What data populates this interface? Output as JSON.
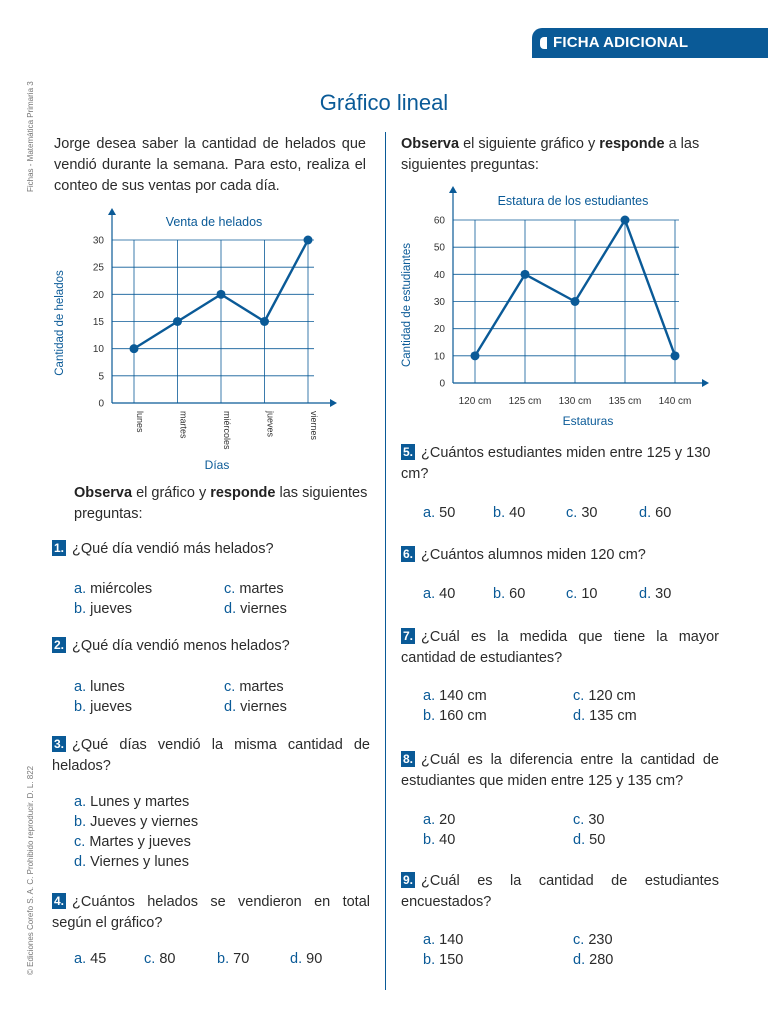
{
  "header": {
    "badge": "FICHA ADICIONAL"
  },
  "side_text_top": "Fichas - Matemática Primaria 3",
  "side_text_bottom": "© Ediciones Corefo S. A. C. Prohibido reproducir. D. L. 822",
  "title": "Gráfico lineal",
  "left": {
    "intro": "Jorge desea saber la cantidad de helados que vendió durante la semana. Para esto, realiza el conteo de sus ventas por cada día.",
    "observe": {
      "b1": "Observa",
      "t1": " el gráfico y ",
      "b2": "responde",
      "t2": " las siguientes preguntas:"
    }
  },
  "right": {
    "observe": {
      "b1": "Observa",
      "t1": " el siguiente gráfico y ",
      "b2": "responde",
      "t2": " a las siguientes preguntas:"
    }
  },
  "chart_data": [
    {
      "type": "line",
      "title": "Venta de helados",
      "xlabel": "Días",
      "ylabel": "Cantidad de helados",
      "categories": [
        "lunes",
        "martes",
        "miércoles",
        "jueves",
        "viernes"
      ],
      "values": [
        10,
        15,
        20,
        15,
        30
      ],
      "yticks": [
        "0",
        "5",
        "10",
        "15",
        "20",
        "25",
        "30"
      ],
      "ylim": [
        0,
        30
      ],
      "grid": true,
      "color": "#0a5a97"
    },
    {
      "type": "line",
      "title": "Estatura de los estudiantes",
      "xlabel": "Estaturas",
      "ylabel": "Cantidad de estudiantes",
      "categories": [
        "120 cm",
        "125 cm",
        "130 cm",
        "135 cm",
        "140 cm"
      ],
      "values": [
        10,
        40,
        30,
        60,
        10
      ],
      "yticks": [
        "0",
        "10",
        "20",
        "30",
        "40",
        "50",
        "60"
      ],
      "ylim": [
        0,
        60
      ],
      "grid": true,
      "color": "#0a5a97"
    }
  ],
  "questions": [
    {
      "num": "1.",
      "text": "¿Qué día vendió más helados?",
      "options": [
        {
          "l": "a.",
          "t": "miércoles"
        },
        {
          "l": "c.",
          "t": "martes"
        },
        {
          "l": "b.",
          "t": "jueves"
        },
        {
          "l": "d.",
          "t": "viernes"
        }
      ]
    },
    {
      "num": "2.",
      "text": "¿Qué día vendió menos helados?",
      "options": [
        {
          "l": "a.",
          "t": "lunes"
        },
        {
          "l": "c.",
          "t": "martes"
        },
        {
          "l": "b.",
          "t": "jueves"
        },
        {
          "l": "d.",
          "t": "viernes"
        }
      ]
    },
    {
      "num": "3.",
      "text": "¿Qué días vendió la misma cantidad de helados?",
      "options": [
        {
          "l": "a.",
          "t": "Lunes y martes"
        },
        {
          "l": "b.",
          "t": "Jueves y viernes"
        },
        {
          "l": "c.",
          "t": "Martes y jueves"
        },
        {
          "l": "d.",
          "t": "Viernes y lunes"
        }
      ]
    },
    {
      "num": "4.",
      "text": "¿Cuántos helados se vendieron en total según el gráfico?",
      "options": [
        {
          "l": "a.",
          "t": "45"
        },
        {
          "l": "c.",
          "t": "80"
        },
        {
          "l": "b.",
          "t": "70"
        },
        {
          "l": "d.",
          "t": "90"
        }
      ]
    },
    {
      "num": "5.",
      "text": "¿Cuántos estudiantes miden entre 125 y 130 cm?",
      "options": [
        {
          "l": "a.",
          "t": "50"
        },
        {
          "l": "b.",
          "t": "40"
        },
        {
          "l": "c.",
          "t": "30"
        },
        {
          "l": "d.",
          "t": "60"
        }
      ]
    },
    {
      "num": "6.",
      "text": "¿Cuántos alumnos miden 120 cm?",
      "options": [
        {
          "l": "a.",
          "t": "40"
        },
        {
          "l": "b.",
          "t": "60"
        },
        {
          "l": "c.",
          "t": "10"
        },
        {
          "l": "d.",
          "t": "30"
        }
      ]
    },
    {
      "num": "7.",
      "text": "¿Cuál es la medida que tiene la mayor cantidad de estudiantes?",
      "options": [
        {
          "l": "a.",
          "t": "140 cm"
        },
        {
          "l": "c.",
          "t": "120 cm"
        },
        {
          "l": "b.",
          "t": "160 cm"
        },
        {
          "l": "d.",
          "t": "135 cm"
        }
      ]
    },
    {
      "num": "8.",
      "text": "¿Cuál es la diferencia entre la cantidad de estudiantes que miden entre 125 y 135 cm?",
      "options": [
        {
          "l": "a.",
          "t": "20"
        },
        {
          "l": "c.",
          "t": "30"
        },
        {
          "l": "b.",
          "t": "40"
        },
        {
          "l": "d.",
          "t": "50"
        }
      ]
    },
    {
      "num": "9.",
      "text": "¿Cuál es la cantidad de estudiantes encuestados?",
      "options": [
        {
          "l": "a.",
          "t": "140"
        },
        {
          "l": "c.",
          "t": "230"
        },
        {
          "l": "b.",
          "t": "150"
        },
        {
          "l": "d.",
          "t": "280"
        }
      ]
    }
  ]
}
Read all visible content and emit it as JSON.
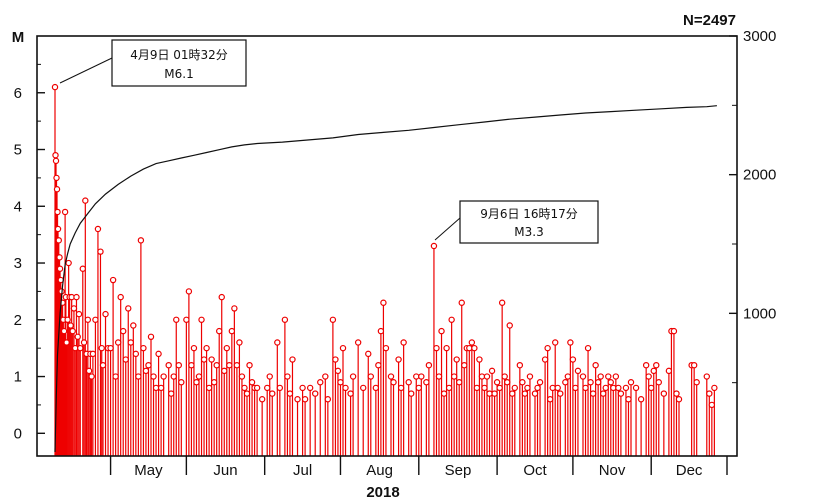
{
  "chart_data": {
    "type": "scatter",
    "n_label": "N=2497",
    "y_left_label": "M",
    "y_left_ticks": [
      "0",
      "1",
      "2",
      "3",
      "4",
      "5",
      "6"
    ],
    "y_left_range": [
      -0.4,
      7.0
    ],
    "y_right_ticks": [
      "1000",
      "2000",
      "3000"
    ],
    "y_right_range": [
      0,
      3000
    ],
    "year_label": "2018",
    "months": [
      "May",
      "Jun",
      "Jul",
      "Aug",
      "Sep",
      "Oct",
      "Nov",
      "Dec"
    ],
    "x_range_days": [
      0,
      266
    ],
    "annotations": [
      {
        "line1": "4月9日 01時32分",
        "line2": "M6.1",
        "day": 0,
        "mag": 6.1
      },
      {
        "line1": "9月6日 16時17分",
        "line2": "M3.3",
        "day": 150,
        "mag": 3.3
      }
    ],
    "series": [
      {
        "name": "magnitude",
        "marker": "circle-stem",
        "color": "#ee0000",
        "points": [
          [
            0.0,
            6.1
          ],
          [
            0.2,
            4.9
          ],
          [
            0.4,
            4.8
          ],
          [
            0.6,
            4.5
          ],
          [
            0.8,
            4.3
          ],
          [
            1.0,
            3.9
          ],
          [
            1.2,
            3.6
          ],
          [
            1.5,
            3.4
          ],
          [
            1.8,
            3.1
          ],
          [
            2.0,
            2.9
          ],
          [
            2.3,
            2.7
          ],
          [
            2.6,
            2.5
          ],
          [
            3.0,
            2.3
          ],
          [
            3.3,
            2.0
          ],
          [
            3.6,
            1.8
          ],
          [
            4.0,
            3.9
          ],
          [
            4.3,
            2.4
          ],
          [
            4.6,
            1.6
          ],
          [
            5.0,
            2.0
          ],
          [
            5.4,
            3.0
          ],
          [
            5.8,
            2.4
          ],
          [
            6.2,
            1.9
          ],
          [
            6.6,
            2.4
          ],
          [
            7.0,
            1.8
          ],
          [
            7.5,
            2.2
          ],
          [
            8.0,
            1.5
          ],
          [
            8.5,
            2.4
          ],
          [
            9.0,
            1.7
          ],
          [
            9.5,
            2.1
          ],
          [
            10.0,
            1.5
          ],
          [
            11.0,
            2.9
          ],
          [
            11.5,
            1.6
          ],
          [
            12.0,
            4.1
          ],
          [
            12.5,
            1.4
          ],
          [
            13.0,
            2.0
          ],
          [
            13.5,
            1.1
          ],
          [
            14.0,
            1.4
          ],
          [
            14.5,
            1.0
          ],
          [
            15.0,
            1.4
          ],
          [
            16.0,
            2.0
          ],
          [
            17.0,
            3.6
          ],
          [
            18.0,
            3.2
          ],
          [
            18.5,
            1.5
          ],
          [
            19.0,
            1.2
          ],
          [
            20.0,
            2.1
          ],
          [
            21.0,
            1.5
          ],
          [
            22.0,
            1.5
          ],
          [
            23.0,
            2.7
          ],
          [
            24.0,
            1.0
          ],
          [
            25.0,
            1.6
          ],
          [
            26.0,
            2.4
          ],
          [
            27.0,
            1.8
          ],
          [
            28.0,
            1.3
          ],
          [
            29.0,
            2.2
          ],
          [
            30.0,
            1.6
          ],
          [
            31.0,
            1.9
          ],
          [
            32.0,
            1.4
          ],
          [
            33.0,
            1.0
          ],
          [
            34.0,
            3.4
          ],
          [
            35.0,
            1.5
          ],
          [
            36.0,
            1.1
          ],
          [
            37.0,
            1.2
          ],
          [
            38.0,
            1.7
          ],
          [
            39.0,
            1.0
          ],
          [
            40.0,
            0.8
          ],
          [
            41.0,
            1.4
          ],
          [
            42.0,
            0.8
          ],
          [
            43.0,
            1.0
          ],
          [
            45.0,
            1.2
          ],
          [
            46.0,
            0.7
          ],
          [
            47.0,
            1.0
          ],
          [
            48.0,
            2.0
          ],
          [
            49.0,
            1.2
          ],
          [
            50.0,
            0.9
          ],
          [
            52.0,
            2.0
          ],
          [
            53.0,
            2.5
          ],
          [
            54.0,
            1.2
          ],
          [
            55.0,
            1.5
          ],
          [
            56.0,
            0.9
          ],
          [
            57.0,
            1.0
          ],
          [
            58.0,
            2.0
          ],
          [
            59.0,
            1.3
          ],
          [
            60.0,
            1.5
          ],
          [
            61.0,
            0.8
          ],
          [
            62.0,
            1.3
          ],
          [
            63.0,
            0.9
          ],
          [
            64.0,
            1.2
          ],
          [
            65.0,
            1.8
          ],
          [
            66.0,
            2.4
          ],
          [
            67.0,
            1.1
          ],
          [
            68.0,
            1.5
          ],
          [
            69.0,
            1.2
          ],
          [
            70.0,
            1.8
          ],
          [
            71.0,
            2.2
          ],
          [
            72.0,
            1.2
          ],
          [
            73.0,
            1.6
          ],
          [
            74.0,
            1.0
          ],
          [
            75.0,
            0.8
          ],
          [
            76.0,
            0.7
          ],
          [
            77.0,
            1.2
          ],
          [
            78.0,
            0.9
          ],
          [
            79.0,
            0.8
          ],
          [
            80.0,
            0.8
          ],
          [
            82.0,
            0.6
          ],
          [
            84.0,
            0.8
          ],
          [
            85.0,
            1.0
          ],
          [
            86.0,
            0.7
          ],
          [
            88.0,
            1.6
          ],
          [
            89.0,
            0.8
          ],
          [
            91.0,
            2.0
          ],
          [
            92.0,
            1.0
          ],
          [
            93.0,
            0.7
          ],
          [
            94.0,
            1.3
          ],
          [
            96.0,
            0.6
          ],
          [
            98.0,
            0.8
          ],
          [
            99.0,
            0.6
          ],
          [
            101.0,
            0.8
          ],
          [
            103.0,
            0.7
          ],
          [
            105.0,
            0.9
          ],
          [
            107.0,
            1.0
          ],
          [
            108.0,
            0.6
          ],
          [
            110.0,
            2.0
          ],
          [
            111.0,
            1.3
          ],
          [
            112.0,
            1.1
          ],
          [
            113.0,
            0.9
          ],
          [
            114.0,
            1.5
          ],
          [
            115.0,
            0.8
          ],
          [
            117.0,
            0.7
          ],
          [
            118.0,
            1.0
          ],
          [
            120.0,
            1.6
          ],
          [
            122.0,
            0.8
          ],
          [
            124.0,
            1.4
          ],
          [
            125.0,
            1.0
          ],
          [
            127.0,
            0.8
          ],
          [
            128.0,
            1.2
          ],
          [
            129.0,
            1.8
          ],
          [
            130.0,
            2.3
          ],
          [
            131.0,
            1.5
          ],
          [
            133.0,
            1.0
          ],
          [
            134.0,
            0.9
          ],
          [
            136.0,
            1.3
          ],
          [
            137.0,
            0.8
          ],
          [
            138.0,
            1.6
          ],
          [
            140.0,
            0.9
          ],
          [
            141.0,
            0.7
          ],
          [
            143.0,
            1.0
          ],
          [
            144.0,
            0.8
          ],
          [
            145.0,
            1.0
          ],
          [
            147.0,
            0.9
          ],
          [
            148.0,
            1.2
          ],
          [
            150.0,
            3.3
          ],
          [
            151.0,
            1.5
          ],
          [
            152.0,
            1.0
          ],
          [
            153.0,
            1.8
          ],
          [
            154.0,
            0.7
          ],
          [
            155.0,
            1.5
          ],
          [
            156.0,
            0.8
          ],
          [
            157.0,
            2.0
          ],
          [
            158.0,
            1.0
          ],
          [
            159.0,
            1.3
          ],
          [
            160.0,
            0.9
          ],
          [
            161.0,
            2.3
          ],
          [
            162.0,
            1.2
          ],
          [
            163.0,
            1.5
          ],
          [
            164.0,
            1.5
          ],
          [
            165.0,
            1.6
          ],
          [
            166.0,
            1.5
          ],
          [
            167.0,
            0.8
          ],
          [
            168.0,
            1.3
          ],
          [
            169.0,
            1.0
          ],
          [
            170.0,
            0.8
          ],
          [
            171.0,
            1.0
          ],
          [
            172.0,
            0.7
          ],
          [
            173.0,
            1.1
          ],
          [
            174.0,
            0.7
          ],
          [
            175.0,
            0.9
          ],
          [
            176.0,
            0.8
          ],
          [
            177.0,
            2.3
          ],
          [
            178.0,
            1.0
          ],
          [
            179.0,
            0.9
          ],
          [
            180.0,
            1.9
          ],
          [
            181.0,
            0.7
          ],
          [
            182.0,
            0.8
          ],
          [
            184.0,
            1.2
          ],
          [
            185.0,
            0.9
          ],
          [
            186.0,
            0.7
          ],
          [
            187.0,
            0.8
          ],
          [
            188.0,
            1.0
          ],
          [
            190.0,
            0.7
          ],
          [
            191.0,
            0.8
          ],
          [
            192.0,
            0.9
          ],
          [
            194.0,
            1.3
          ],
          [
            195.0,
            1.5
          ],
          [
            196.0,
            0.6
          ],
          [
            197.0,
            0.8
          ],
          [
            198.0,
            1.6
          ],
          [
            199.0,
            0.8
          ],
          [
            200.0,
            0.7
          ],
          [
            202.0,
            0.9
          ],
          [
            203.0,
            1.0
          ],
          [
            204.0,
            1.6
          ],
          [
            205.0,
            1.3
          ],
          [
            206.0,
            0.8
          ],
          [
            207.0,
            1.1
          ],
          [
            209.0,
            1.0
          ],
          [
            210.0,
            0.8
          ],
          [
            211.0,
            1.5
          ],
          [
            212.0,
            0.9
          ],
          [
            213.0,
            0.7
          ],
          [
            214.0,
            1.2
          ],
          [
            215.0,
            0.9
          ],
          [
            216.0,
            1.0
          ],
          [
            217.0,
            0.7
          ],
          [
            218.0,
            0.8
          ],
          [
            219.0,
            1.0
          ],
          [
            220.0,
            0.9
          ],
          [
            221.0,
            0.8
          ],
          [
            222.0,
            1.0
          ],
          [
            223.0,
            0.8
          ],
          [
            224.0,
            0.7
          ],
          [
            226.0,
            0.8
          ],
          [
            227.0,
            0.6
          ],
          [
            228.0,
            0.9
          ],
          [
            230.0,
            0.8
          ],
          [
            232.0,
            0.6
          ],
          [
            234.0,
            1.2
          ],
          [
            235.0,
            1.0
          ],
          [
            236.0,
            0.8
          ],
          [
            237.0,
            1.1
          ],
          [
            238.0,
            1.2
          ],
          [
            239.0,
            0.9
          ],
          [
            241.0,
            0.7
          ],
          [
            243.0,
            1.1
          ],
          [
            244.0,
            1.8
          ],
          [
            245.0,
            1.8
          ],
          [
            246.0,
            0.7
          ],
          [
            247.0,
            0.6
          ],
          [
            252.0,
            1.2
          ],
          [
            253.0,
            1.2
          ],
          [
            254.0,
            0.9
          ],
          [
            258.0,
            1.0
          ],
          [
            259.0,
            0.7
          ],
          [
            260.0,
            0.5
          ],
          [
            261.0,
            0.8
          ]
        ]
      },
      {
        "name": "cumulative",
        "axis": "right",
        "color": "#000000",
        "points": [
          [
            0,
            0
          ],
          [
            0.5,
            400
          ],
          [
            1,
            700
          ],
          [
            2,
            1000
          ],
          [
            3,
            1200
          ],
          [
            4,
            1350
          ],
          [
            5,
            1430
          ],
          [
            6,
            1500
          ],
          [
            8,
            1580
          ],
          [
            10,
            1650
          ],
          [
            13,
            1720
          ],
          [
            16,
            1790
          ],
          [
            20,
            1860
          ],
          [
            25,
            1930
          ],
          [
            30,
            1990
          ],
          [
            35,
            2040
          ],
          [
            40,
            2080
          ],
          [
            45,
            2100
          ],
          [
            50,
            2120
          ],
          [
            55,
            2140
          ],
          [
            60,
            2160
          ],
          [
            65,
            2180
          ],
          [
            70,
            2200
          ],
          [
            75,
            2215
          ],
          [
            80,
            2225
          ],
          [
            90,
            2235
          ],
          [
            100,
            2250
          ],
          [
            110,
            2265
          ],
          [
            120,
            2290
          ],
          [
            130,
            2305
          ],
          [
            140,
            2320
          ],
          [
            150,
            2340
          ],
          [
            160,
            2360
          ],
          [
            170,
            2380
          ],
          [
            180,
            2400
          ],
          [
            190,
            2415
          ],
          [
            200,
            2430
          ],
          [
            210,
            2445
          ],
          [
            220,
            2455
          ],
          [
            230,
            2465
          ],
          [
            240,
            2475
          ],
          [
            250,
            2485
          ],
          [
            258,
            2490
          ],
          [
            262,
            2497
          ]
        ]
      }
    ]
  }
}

+-------+

▶ **AIM OF THE EXERCISE**
Across the records above, count the lines holding "helados" and reply with that number alone.

▶ **SOLUTION TO THIS EXERCISE**
7